Problem description>
Write out the data again exactly, skipping every picture.

### Source material

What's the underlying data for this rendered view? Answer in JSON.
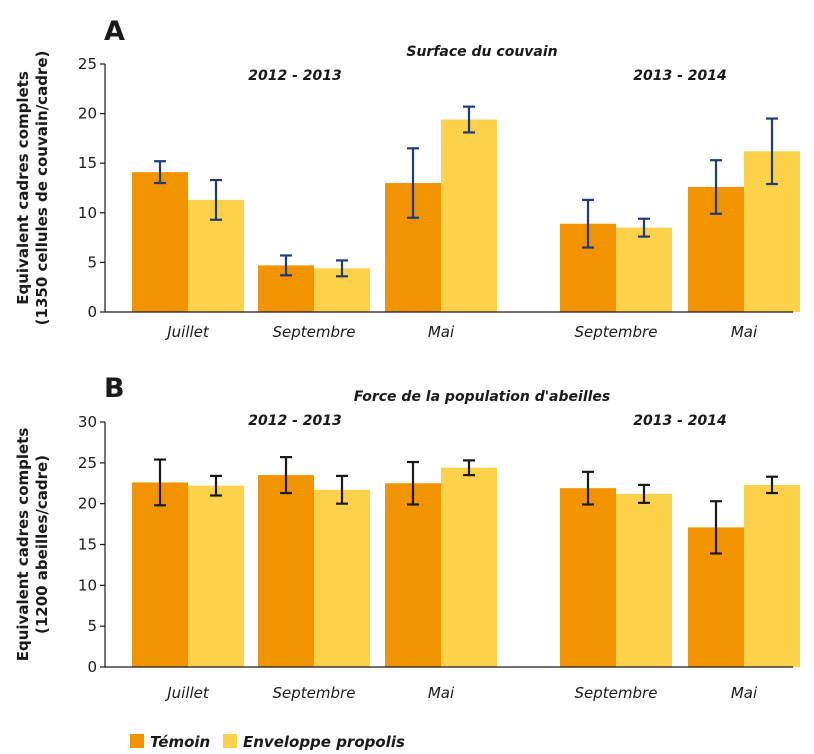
{
  "colors": {
    "temoin": "#f29400",
    "propolis": "#fdd14a",
    "errorbar_A": "#1f3a7a",
    "errorbar_B": "#1a1a1a"
  },
  "legend": {
    "temoin": "Témoin",
    "propolis": "Enveloppe propolis"
  },
  "chart_data": [
    {
      "panel": "A",
      "type": "bar",
      "title": "Surface du couvain",
      "ylabel_line1": "Equivalent cadres complets",
      "ylabel_line2": "(1350 cellules de couvain/cadre)",
      "ylim": [
        0,
        25
      ],
      "yticks": [
        0,
        5,
        10,
        15,
        20,
        25
      ],
      "periods": [
        "2012 - 2013",
        "2013 - 2014"
      ],
      "categories": [
        "Juillet",
        "Septembre",
        "Mai",
        "Septembre",
        "Mai"
      ],
      "series": [
        {
          "name": "Témoin",
          "values": [
            14.1,
            4.7,
            13.0,
            8.9,
            12.6
          ],
          "errors": [
            1.1,
            1.0,
            3.5,
            2.4,
            2.7
          ]
        },
        {
          "name": "Enveloppe propolis",
          "values": [
            11.3,
            4.4,
            19.4,
            8.5,
            16.2
          ],
          "errors": [
            2.0,
            0.8,
            1.3,
            0.9,
            3.3
          ]
        }
      ]
    },
    {
      "panel": "B",
      "type": "bar",
      "title": "Force de la population d'abeilles",
      "ylabel_line1": "Equivalent cadres complets",
      "ylabel_line2": "(1200 abeilles/cadre)",
      "ylim": [
        0,
        30
      ],
      "yticks": [
        0,
        5,
        10,
        15,
        20,
        25,
        30
      ],
      "periods": [
        "2012 - 2013",
        "2013 - 2014"
      ],
      "categories": [
        "Juillet",
        "Septembre",
        "Mai",
        "Septembre",
        "Mai"
      ],
      "series": [
        {
          "name": "Témoin",
          "values": [
            22.6,
            23.5,
            22.5,
            21.9,
            17.1
          ],
          "errors": [
            2.8,
            2.2,
            2.6,
            2.0,
            3.2
          ]
        },
        {
          "name": "Enveloppe propolis",
          "values": [
            22.2,
            21.7,
            24.4,
            21.2,
            22.3
          ],
          "errors": [
            1.2,
            1.7,
            0.9,
            1.1,
            1.0
          ]
        }
      ]
    }
  ]
}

######

Solution for this problem>
What's the underlying data for this rendered view? Answer in JSON.
{
  "colors": {
    "temoin": "#f29400",
    "propolis": "#fdd14a",
    "errorbar_A": "#1f3a7a",
    "errorbar_B": "#1a1a1a"
  },
  "legend": {
    "temoin": "Témoin",
    "propolis": "Enveloppe propolis"
  },
  "chart_data": [
    {
      "panel": "A",
      "type": "bar",
      "title": "Surface du couvain",
      "ylabel_line1": "Equivalent cadres complets",
      "ylabel_line2": "(1350 cellules de couvain/cadre)",
      "ylim": [
        0,
        25
      ],
      "yticks": [
        0,
        5,
        10,
        15,
        20,
        25
      ],
      "periods": [
        "2012 - 2013",
        "2013 - 2014"
      ],
      "categories": [
        "Juillet",
        "Septembre",
        "Mai",
        "Septembre",
        "Mai"
      ],
      "series": [
        {
          "name": "Témoin",
          "values": [
            14.1,
            4.7,
            13.0,
            8.9,
            12.6
          ],
          "errors": [
            1.1,
            1.0,
            3.5,
            2.4,
            2.7
          ]
        },
        {
          "name": "Enveloppe propolis",
          "values": [
            11.3,
            4.4,
            19.4,
            8.5,
            16.2
          ],
          "errors": [
            2.0,
            0.8,
            1.3,
            0.9,
            3.3
          ]
        }
      ]
    },
    {
      "panel": "B",
      "type": "bar",
      "title": "Force de la population d'abeilles",
      "ylabel_line1": "Equivalent cadres complets",
      "ylabel_line2": "(1200 abeilles/cadre)",
      "ylim": [
        0,
        30
      ],
      "yticks": [
        0,
        5,
        10,
        15,
        20,
        25,
        30
      ],
      "periods": [
        "2012 - 2013",
        "2013 - 2014"
      ],
      "categories": [
        "Juillet",
        "Septembre",
        "Mai",
        "Septembre",
        "Mai"
      ],
      "series": [
        {
          "name": "Témoin",
          "values": [
            22.6,
            23.5,
            22.5,
            21.9,
            17.1
          ],
          "errors": [
            2.8,
            2.2,
            2.6,
            2.0,
            3.2
          ]
        },
        {
          "name": "Enveloppe propolis",
          "values": [
            22.2,
            21.7,
            24.4,
            21.2,
            22.3
          ],
          "errors": [
            1.2,
            1.7,
            0.9,
            1.1,
            1.0
          ]
        }
      ]
    }
  ]
}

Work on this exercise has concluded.